- _Required task_
Locate each line with the string "Length" in the listing below and copy it.

Figure record extracts
__________________________________________________

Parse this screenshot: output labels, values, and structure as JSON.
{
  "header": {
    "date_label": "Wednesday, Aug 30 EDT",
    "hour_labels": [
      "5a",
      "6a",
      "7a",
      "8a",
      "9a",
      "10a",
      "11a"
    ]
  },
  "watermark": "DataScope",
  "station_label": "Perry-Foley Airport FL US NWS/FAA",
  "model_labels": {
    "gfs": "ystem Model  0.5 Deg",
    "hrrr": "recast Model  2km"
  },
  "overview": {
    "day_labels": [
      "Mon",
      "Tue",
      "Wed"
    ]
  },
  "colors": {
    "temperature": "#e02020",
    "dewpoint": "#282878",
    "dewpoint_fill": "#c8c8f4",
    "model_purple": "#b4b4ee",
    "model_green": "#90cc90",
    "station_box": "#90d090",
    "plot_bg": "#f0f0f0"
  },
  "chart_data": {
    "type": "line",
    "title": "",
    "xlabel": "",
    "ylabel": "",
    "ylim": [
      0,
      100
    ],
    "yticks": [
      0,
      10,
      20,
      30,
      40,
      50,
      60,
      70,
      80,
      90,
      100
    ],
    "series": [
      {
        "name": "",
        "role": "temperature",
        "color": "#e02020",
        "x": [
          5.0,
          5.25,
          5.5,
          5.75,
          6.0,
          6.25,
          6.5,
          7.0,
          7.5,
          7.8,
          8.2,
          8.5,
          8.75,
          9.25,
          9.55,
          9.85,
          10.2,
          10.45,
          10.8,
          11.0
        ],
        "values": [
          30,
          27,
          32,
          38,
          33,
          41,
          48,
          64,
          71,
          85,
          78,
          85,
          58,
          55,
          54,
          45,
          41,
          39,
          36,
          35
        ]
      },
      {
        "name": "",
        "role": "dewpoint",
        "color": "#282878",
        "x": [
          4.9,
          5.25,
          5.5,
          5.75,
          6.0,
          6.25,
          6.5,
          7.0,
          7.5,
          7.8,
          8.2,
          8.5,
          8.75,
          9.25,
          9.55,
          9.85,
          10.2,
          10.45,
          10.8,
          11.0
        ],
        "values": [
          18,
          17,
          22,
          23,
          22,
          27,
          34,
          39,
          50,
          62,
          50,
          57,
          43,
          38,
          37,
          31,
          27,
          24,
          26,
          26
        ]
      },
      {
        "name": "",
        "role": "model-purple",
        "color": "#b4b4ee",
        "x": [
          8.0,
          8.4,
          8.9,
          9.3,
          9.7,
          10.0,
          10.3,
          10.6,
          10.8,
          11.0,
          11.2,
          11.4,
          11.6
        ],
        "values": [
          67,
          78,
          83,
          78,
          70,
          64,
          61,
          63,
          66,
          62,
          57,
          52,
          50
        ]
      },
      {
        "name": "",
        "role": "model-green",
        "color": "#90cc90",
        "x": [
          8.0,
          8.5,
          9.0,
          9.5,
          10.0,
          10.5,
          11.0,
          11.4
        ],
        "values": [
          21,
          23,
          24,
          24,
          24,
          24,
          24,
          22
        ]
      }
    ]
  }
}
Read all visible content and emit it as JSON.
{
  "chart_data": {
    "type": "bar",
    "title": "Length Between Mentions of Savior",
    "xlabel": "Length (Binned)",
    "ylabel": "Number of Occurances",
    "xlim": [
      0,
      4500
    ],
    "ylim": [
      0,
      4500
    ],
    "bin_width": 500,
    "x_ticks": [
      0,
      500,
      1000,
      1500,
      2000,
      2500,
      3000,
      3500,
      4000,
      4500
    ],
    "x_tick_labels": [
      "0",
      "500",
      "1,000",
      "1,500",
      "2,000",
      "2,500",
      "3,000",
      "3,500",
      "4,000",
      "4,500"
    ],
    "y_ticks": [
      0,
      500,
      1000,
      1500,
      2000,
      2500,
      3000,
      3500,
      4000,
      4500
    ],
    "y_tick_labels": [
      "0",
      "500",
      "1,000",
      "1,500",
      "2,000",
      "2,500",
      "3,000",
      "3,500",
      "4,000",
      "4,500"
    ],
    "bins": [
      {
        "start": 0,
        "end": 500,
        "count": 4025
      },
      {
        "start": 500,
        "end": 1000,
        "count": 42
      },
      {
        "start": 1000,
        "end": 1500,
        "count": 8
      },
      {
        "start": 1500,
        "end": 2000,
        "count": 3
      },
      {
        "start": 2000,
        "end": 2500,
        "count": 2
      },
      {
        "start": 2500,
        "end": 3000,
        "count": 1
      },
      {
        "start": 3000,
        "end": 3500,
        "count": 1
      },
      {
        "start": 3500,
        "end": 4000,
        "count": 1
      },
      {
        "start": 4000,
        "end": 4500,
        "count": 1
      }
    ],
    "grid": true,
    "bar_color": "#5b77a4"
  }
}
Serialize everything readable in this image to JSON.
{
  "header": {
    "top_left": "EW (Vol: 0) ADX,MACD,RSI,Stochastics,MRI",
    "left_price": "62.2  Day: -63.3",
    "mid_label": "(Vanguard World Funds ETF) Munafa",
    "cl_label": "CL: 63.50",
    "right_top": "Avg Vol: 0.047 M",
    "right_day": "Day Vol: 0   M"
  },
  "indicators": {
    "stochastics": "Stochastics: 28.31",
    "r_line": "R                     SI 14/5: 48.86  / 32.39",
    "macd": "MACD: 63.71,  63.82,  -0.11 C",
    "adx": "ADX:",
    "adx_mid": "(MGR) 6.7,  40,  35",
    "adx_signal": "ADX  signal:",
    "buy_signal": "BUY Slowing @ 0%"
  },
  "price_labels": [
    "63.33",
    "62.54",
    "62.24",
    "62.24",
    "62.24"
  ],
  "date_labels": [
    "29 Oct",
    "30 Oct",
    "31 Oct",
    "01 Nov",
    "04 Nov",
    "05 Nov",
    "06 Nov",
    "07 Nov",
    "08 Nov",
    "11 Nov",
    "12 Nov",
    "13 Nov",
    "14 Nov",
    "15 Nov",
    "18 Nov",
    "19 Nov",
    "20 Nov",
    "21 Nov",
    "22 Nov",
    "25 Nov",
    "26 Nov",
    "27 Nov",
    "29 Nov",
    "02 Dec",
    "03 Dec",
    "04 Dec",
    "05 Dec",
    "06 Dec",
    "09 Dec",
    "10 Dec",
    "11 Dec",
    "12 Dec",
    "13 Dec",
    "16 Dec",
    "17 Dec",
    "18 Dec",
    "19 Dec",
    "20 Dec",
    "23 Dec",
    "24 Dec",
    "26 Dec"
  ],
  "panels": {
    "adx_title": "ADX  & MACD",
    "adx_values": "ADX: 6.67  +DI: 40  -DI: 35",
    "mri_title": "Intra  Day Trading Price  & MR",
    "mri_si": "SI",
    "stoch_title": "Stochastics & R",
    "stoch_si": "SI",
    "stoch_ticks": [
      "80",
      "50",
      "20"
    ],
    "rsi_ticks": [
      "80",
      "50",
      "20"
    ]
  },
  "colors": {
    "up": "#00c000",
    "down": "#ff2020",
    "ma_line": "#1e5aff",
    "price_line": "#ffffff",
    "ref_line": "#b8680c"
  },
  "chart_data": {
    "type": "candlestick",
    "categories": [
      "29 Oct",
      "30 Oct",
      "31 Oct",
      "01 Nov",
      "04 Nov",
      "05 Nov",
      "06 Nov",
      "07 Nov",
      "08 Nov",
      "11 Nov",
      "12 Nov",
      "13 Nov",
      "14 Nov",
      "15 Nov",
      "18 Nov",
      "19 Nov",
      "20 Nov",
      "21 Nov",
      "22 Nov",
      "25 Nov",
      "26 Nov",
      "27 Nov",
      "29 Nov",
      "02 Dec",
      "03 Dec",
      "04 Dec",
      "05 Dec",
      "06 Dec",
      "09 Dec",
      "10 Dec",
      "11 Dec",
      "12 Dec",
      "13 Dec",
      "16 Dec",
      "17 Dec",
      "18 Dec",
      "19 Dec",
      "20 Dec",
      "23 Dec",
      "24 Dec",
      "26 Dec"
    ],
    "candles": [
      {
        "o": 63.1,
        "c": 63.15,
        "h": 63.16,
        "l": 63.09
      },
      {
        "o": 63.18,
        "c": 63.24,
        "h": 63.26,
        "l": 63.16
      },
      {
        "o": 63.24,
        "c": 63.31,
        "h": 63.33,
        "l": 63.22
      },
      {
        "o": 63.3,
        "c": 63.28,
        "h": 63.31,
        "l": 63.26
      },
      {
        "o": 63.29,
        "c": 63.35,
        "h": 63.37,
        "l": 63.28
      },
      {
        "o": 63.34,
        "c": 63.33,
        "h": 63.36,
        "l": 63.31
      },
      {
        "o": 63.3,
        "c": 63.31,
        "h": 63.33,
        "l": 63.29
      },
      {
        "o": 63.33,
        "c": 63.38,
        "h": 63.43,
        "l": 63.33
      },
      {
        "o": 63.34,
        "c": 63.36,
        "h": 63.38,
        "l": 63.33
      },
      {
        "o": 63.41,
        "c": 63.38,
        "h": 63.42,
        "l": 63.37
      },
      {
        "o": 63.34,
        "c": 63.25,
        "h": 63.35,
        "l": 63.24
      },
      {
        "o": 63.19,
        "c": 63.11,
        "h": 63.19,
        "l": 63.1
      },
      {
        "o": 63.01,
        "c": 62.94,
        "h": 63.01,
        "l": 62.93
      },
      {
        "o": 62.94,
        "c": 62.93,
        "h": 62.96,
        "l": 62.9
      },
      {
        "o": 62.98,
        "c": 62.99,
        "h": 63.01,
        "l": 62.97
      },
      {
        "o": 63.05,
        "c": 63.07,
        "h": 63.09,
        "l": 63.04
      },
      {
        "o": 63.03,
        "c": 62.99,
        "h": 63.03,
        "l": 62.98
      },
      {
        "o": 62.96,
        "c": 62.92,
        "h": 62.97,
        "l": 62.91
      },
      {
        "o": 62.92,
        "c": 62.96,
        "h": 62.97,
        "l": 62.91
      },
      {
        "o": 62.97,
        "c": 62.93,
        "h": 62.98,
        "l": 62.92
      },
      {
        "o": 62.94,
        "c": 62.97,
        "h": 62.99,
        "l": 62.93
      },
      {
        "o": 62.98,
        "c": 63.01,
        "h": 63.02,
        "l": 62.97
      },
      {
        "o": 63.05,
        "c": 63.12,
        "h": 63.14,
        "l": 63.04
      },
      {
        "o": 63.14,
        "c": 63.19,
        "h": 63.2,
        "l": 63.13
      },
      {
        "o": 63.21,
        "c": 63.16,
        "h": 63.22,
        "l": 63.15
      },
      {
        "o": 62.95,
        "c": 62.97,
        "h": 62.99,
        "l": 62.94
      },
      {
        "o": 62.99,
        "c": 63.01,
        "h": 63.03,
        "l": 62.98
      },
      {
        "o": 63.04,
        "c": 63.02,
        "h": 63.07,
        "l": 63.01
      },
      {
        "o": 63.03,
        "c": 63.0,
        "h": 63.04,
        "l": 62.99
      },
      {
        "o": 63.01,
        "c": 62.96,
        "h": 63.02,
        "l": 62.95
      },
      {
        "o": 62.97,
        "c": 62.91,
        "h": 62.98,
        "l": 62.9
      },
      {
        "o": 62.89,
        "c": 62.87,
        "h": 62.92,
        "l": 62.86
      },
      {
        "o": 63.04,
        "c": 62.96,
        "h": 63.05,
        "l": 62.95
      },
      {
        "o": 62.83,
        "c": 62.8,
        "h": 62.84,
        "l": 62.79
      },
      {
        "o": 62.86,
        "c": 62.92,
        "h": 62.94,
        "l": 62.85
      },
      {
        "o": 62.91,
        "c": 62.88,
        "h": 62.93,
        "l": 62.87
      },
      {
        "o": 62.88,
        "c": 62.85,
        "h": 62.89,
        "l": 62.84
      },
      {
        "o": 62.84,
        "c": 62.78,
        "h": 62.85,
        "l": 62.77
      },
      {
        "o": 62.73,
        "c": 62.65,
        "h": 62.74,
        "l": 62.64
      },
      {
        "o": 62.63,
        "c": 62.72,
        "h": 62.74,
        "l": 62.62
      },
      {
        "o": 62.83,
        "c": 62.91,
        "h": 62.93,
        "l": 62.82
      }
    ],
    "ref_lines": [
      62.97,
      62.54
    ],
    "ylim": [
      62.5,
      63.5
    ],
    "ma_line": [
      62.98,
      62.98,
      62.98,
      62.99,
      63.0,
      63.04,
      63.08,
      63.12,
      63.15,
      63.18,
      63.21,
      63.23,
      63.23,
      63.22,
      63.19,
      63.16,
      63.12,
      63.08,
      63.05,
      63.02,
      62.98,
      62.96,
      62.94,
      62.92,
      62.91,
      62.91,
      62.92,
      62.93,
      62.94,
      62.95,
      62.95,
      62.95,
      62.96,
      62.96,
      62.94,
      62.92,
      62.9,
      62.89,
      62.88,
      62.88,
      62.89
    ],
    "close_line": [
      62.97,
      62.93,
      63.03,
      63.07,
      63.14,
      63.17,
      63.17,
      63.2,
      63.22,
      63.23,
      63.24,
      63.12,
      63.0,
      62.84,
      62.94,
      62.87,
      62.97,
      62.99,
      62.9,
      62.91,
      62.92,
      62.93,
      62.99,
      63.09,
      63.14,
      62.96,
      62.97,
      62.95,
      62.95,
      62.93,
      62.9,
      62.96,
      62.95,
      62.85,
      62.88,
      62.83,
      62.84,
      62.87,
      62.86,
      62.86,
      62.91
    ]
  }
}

__________________________________________________

- _Response for this exercise_
    "title": "Length Between Mentions of Savior",
    "xlabel": "Length (Binned)",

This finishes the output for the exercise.